▸ **Task**: Can you write out all of the material below, word for word?

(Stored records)
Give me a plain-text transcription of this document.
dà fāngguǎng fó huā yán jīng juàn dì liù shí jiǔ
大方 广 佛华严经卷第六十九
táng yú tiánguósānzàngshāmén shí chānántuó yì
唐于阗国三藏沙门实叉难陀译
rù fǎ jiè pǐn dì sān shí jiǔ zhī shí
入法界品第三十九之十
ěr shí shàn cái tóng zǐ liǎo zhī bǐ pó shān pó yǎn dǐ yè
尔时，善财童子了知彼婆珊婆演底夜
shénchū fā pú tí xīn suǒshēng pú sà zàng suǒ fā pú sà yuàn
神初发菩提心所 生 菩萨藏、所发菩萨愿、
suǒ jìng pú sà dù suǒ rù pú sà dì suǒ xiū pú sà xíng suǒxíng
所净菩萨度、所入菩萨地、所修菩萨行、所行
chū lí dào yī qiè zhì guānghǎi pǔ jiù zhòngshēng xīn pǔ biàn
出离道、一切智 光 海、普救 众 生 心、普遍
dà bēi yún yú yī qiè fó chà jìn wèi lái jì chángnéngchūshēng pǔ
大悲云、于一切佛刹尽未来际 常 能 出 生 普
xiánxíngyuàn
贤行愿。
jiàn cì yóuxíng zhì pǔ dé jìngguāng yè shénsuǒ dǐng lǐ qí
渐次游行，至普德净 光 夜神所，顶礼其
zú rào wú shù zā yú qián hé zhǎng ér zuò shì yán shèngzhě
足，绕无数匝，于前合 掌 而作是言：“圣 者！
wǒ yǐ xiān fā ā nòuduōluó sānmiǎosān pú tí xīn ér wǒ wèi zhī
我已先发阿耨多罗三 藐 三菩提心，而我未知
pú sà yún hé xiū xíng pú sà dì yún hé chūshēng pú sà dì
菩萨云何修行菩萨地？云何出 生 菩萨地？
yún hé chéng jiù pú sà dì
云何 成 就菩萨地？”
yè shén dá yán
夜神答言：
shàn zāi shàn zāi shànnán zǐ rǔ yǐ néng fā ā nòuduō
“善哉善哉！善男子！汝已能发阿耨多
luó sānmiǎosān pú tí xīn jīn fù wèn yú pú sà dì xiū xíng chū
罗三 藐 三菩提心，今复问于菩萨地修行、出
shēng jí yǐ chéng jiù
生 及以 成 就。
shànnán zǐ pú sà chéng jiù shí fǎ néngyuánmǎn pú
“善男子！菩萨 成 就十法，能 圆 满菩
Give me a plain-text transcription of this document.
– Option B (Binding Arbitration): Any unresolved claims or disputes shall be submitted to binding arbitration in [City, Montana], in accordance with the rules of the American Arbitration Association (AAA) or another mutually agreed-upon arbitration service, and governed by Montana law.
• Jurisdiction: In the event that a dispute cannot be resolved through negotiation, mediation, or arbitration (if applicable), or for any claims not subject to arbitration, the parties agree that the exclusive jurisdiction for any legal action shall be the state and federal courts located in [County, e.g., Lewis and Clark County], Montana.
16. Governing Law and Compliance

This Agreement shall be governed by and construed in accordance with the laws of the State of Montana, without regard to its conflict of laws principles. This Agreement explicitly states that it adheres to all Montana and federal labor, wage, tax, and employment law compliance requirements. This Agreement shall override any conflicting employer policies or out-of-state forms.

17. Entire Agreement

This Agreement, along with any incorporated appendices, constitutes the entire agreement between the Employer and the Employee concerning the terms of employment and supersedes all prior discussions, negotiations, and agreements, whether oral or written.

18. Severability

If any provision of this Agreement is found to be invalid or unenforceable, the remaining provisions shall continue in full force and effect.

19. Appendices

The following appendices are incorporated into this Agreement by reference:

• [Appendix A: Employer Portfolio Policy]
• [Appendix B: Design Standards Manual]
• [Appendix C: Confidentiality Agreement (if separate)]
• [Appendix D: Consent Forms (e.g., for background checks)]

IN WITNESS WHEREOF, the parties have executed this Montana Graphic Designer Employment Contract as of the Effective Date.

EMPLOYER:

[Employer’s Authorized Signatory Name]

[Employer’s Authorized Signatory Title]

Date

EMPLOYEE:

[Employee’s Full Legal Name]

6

▸ **Final result**:
Give me a plain-text transcription of this document.
dà fāngguǎng fó huā yán jīng juàn dì liù shí jiǔ
大方 广 佛华严经卷第六十九
táng yú tiánguósānzàngshāmén shí chānántuó yì
唐于阗国三藏沙门实叉难陀译
rù fǎ jiè pǐn dì sān shí jiǔ zhī shí
入法界品第三十九之十
ěr shí shàn cái tóng zǐ liǎo zhī bǐ pó shān pó yǎn dǐ yè
尔时，善财童子了知彼婆珊婆演底夜
shénchū fā pú tí xīn suǒshēng pú sà zàng suǒ fā pú sà yuàn
神初发菩提心所 生 菩萨藏、所发菩萨愿、
suǒ jìng pú sà dù suǒ rù pú sà dì suǒ xiū pú sà xíng suǒxíng
所净菩萨度、所入菩萨地、所修菩萨行、所行
chū lí dào yī qiè zhì guānghǎi pǔ jiù zhòngshēng xīn pǔ biàn
出离道、一切智 光 海、普救 众 生 心、普遍
dà bēi yún yú yī qiè fó chà jìn wèi lái jì chángnéngchūshēng pǔ
大悲云、于一切佛刹尽未来际 常 能 出 生 普
xiánxíngyuàn
贤行愿。
jiàn cì yóuxíng zhì pǔ dé jìngguāng yè shénsuǒ dǐng lǐ qí
渐次游行，至普德净 光 夜神所，顶礼其
zú rào wú shù zā yú qián hé zhǎng ér zuò shì yán shèngzhě
足，绕无数匝，于前合 掌 而作是言：“圣 者！
wǒ yǐ xiān fā ā nòuduōluó sānmiǎosān pú tí xīn ér wǒ wèi zhī
我已先发阿耨多罗三 藐 三菩提心，而我未知
pú sà yún hé xiū xíng pú sà dì yún hé chūshēng pú sà dì
菩萨云何修行菩萨地？云何出 生 菩萨地？
yún hé chéng jiù pú sà dì
云何 成 就菩萨地？”
yè shén dá yán
夜神答言：
shàn zāi shàn zāi shànnán zǐ rǔ yǐ néng fā ā nòuduō
“善哉善哉！善男子！汝已能发阿耨多
luó sānmiǎosān pú tí xīn jīn fù wèn yú pú sà dì xiū xíng chū
罗三 藐 三菩提心，今复问于菩萨地修行、出
shēng jí yǐ chéng jiù
生 及以 成 就。
shànnán zǐ pú sà chéng jiù shí fǎ néngyuánmǎn pú
“善男子！菩萨 成 就十法，能 圆 满菩
Give me a plain-text transcription of this document.
– Option B (Binding Arbitration): Any unresolved claims or disputes shall be submitted to binding arbitration in [City, Montana], in accordance with the rules of the American Arbitration Association (AAA) or another mutually agreed-upon arbitration service, and governed by Montana law.
• Jurisdiction: In the event that a dispute cannot be resolved through negotiation, mediation, or arbitration (if applicable), or for any claims not subject to arbitration, the parties agree that the exclusive jurisdiction for any legal action shall be the state and federal courts located in [County, e.g., Lewis and Clark County], Montana.
16. Governing Law and Compliance

This Agreement shall be governed by and construed in accordance with the laws of the State of Montana, without regard to its conflict of laws principles. This Agreement explicitly states that it adheres to all Montana and federal labor, wage, tax, and employment law compliance requirements. This Agreement shall override any conflicting employer policies or out-of-state forms.

17. Entire Agreement

This Agreement, along with any incorporated appendices, constitutes the entire agreement between the Employer and the Employee concerning the terms of employment and supersedes all prior discussions, negotiations, and agreements, whether oral or written.

18. Severability

If any provision of this Agreement is found to be invalid or unenforceable, the remaining provisions shall continue in full force and effect.

19. Appendices

The following appendices are incorporated into this Agreement by reference:

• [Appendix A: Employer Portfolio Policy]
• [Appendix B: Design Standards Manual]
• [Appendix C: Confidentiality Agreement (if separate)]
• [Appendix D: Consent Forms (e.g., for background checks)]

IN WITNESS WHEREOF, the parties have executed this Montana Graphic Designer Employment Contract as of the Effective Date.

EMPLOYER:

[Employer’s Authorized Signatory Name]

[Employer’s Authorized Signatory Title]

Date

EMPLOYEE:

[Employee’s Full Legal Name]

6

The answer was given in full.